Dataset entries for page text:
━━━━━━━━━━━━━━━━━━━━
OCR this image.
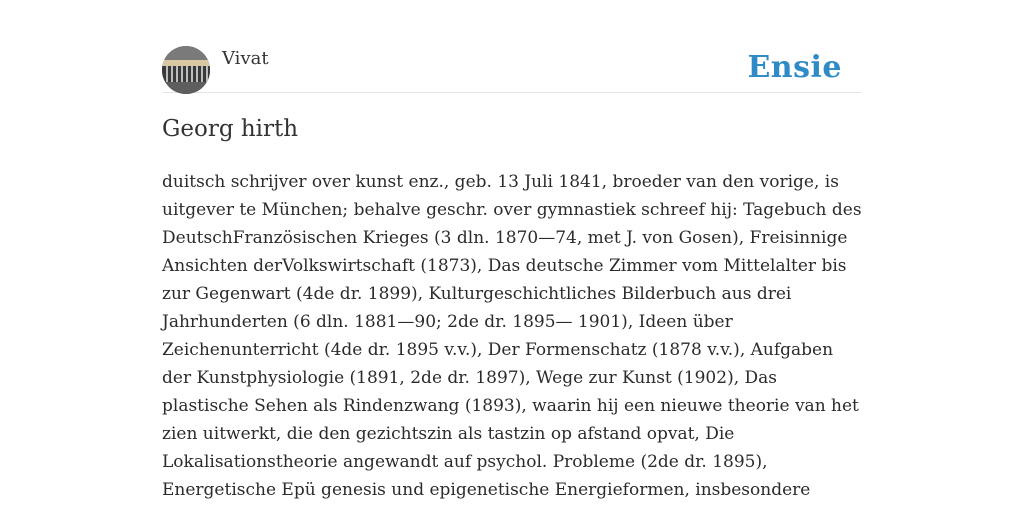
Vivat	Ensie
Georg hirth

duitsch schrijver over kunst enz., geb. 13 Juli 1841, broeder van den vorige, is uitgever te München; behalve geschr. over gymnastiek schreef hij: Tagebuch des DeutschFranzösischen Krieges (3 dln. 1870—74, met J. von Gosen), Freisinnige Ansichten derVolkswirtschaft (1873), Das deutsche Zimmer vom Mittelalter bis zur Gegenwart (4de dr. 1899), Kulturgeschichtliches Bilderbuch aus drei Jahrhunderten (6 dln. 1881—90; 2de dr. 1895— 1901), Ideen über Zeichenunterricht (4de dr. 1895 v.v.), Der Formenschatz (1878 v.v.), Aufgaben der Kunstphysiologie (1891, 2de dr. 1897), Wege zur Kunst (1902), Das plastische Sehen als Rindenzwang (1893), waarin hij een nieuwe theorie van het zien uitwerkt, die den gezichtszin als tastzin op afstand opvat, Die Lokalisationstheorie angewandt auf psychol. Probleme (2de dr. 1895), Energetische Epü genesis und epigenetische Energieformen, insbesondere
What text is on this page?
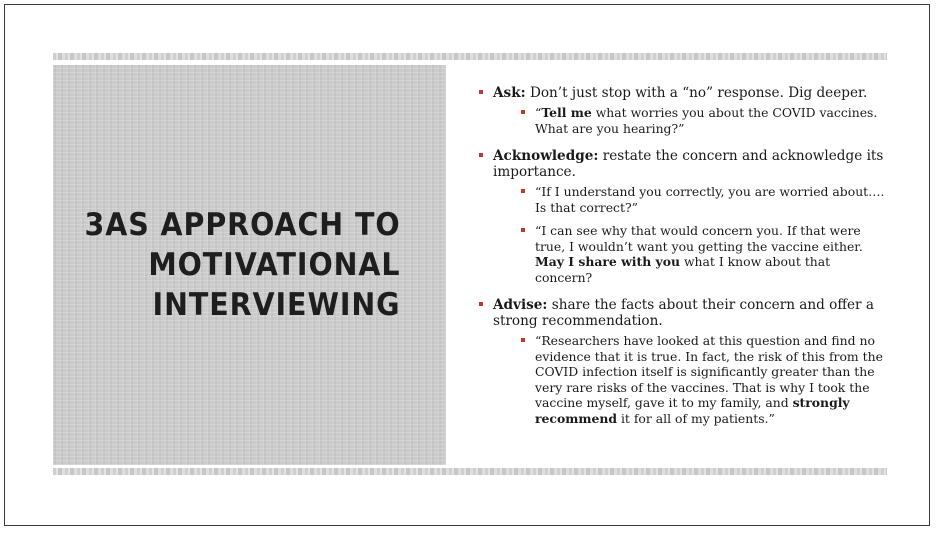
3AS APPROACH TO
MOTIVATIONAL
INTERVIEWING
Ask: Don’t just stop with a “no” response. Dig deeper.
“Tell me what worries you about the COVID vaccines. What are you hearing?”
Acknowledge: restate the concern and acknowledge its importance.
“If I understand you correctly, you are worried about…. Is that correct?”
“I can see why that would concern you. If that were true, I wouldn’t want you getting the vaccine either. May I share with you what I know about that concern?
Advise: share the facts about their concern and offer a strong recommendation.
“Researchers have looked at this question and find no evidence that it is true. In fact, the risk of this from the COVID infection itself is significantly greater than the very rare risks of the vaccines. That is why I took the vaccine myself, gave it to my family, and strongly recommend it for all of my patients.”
━━━━━━━━━━━━━━━━━━━━
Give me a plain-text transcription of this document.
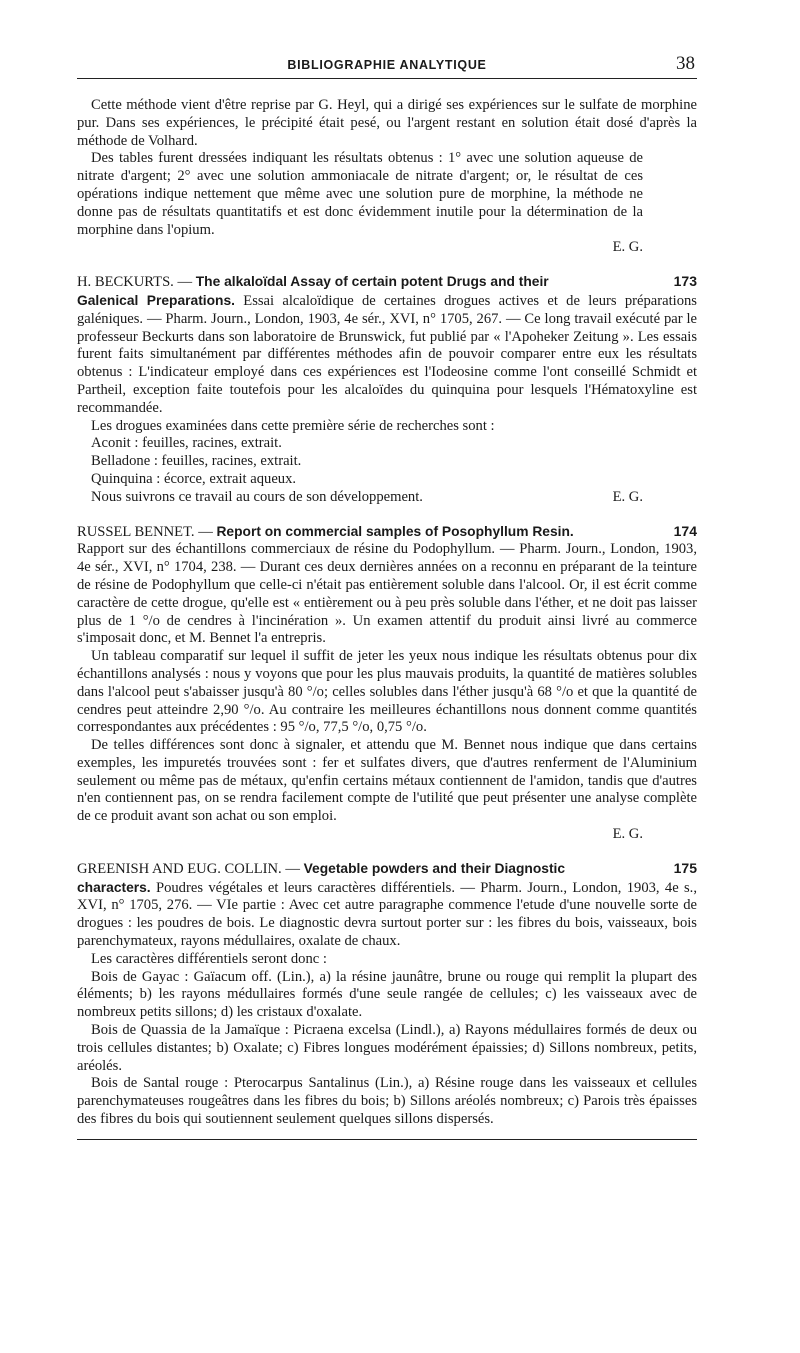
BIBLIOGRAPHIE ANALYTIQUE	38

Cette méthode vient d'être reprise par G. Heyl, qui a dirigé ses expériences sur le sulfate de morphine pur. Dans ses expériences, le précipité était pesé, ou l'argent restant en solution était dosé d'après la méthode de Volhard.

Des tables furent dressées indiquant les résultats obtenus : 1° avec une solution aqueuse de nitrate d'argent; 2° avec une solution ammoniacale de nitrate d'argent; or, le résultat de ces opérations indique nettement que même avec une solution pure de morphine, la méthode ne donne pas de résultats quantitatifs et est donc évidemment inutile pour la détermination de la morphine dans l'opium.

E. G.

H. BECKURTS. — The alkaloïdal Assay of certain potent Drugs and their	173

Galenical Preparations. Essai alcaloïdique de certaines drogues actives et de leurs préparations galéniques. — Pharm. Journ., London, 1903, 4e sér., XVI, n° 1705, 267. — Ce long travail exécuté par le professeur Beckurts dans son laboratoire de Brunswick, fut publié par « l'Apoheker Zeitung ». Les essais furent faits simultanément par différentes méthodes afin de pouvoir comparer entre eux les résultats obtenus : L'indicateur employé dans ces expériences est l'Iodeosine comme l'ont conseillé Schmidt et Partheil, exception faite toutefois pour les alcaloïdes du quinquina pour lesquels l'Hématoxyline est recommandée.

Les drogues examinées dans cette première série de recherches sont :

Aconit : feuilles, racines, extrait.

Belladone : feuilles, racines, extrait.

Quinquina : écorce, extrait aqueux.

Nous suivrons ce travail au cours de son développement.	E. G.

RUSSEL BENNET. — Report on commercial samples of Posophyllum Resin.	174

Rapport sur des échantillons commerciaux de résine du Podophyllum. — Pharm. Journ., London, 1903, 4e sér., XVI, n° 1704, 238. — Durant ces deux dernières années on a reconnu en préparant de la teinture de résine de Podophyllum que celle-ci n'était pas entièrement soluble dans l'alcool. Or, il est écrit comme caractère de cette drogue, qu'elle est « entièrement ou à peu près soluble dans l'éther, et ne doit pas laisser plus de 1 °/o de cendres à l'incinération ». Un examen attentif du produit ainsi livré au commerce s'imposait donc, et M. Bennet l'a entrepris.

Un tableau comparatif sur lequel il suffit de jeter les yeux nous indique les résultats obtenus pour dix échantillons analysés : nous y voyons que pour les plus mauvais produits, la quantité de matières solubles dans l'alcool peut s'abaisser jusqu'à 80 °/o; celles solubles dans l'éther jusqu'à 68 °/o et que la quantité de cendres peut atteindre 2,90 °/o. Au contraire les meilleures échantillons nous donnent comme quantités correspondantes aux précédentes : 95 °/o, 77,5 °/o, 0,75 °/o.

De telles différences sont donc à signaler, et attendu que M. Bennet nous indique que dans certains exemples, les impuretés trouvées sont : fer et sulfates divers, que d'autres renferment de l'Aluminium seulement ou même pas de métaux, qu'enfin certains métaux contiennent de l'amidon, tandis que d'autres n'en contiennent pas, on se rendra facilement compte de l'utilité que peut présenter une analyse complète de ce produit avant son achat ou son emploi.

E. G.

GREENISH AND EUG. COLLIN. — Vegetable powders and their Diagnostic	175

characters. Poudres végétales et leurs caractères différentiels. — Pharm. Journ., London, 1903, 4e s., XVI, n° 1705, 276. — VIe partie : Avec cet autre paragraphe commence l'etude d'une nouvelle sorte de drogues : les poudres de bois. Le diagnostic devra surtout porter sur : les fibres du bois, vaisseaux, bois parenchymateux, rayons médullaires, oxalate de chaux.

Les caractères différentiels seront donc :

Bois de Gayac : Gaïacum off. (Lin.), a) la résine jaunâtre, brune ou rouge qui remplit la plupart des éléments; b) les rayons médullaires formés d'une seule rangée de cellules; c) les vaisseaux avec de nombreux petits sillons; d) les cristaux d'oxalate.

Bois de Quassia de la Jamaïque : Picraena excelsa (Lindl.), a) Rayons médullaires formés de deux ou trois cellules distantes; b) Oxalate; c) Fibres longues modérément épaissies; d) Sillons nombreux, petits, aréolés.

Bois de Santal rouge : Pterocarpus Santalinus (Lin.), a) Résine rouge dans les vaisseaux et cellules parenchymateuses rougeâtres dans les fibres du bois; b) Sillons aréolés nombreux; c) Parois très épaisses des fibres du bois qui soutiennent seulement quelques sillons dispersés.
━━━━━━━━━━━━━━━━━━━━
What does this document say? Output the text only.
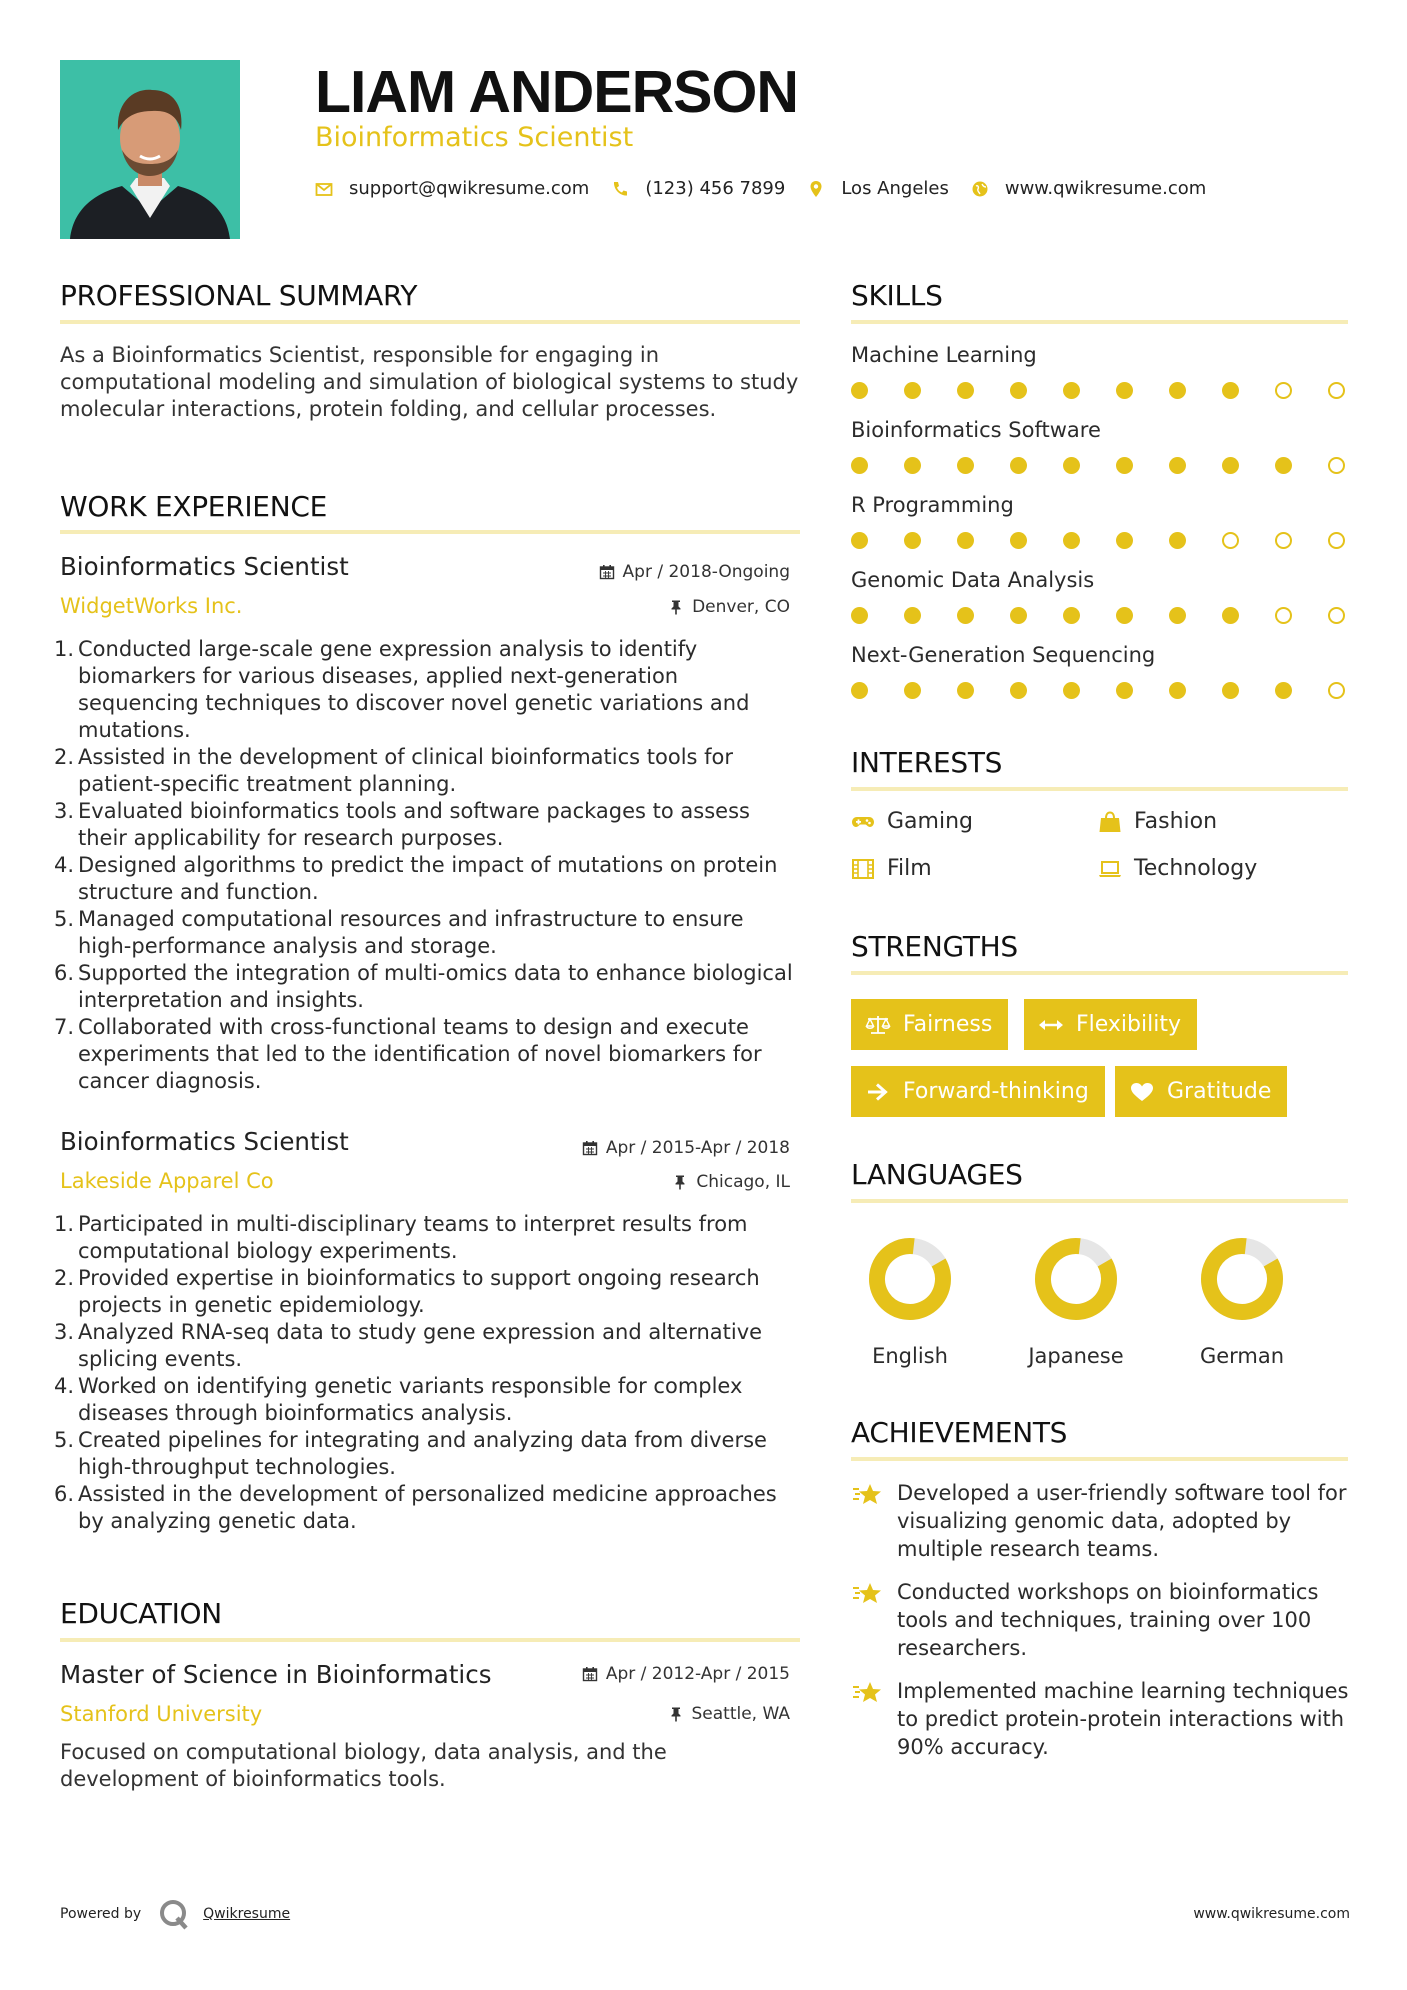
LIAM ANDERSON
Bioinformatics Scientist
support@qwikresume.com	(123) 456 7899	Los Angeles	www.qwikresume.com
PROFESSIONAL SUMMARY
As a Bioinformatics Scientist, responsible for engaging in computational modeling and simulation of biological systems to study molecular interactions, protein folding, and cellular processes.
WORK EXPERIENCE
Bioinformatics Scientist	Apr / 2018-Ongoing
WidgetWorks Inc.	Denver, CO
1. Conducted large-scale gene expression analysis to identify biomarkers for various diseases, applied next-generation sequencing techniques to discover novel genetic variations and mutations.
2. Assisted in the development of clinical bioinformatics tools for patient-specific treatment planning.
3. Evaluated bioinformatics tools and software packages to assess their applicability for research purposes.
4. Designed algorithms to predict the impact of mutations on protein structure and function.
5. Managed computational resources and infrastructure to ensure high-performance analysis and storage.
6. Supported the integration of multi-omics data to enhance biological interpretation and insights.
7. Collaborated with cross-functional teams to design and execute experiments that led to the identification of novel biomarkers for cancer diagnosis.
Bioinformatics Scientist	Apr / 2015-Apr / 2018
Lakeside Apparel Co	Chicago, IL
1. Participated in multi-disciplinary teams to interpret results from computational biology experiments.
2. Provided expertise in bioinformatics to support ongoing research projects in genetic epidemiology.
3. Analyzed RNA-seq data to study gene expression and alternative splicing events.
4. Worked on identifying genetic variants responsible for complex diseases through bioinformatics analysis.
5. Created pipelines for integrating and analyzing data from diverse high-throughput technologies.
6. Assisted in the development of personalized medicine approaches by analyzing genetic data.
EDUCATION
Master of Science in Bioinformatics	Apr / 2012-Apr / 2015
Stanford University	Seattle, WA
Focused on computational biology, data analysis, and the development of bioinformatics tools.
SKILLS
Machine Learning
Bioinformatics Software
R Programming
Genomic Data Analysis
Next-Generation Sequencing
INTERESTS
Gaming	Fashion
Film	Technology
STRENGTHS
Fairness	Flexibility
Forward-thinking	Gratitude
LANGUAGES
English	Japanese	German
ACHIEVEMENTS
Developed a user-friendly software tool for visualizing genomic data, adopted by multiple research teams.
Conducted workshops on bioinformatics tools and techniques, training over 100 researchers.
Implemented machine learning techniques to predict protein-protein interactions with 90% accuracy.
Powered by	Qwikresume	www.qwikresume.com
━━━━━━━━━━━━━━━━━━━━
*Work instruction*. Nothing but the lines with "biology" should be returned, copied from the entries above.

*Answer*.
1. Participated in multi-disciplinary teams to interpret results from computational biology experiments.
Focused on computational biology, data analysis, and the development of bioinformatics tools.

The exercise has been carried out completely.